■ **Dataset records**
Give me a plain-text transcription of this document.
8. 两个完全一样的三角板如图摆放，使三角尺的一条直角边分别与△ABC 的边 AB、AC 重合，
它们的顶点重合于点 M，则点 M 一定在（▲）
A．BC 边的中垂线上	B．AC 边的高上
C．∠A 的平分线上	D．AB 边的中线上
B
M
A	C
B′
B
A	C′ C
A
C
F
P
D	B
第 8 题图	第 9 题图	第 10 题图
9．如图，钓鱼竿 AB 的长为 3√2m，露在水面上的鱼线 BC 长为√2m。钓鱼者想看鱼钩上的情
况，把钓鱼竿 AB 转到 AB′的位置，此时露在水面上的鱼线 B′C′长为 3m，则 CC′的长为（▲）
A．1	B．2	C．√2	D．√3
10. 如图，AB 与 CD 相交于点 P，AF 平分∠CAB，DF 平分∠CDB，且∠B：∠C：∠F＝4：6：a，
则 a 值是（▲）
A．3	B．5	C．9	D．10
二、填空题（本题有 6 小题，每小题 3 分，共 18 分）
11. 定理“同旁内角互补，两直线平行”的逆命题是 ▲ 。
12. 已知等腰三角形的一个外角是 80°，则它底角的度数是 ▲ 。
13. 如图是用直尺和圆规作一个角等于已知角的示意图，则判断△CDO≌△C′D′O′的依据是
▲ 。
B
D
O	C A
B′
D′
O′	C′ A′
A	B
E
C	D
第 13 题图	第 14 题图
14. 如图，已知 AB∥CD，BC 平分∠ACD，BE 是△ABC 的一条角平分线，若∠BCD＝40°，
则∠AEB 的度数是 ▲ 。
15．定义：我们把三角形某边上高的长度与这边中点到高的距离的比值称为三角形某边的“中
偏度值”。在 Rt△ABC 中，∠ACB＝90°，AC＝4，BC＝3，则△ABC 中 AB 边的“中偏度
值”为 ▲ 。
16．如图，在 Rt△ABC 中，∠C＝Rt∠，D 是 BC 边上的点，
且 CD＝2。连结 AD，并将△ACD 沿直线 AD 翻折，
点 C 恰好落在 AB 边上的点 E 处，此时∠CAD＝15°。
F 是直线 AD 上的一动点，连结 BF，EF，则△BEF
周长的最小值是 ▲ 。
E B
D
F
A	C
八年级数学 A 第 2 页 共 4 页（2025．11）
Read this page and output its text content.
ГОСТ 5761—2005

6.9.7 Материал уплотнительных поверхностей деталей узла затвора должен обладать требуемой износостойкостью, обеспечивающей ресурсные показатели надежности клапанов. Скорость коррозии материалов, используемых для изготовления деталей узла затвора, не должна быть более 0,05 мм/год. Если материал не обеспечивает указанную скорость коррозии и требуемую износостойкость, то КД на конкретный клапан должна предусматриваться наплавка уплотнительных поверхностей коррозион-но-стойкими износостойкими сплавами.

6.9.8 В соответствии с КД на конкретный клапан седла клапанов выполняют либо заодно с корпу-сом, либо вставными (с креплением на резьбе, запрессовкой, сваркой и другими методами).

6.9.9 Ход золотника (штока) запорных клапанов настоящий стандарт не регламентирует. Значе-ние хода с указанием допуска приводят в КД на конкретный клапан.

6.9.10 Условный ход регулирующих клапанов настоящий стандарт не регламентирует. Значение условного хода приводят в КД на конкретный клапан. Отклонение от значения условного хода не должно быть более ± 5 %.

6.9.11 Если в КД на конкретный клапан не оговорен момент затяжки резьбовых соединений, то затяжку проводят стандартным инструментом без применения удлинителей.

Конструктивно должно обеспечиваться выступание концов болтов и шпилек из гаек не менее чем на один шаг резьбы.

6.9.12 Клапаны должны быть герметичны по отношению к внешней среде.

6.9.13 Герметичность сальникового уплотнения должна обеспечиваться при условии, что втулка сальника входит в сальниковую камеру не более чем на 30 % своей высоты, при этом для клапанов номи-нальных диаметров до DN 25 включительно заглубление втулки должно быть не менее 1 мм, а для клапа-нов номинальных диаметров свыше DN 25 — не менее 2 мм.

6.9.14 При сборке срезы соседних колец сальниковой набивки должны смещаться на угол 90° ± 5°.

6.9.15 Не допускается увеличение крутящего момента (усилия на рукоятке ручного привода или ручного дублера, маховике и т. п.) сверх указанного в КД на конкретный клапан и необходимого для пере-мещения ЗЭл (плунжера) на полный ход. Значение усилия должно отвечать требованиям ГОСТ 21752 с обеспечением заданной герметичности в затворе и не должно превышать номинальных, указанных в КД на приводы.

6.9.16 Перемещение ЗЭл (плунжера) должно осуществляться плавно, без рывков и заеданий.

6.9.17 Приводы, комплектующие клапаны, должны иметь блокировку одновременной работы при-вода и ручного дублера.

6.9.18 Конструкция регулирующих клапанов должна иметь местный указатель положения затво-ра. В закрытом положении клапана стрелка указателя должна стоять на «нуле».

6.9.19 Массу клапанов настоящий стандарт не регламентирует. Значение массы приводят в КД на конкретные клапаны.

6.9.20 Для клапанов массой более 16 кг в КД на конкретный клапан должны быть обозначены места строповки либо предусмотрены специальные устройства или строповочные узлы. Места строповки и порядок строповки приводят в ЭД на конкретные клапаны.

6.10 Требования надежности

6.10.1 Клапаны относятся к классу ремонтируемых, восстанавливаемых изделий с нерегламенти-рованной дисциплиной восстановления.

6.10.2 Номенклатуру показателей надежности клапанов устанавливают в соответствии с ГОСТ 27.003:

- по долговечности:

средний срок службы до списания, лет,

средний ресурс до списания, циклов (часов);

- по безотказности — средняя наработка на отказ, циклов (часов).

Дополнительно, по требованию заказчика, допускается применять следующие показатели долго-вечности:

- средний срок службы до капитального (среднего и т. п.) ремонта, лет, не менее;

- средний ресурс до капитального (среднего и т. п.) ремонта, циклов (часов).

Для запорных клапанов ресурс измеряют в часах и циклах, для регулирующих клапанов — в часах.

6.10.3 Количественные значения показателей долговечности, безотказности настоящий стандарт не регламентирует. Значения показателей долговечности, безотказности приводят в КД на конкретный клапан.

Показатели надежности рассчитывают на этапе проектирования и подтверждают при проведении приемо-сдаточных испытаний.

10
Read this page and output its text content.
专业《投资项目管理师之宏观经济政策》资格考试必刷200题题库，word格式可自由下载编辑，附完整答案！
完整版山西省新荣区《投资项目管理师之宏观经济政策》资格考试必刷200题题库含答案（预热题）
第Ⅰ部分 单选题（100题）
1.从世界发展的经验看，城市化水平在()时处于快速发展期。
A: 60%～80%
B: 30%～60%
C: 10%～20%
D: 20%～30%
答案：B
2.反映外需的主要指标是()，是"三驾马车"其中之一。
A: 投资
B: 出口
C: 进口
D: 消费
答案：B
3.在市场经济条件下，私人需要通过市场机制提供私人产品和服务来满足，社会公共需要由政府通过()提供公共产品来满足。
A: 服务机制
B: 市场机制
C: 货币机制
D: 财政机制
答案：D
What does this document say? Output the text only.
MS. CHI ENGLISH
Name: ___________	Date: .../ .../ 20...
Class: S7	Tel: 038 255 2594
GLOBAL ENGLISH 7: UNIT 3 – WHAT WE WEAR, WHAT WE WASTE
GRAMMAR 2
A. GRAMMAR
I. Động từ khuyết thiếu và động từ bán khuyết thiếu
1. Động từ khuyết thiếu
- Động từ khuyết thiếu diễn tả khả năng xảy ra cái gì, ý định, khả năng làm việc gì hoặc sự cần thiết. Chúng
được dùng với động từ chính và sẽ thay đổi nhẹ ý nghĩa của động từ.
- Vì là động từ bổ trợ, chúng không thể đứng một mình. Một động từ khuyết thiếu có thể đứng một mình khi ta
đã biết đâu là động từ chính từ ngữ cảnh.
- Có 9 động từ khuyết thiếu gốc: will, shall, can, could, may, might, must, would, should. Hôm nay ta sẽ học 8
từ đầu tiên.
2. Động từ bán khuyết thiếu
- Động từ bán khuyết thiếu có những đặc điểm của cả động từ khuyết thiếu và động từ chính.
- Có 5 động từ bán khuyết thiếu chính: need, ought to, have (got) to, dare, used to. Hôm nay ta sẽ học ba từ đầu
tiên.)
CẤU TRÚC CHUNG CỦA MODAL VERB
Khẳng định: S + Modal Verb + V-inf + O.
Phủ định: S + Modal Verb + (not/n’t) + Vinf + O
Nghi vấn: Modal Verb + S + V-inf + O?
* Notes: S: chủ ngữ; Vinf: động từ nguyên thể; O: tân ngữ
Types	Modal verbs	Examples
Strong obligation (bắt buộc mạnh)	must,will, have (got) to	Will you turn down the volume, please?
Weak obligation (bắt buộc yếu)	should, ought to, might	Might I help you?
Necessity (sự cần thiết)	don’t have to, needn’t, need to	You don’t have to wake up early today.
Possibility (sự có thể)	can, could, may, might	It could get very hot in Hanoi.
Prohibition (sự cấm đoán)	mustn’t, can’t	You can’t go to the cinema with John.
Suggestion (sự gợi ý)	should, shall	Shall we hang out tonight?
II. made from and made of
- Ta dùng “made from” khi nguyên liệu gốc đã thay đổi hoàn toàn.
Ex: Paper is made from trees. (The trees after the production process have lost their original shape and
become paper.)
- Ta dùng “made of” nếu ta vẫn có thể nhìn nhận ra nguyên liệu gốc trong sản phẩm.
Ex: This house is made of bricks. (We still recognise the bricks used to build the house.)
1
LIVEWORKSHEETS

■ **What to produce**
Only a number is wanted: how many lines of the material above hold "ремонта"?

■ **Correct answer**
2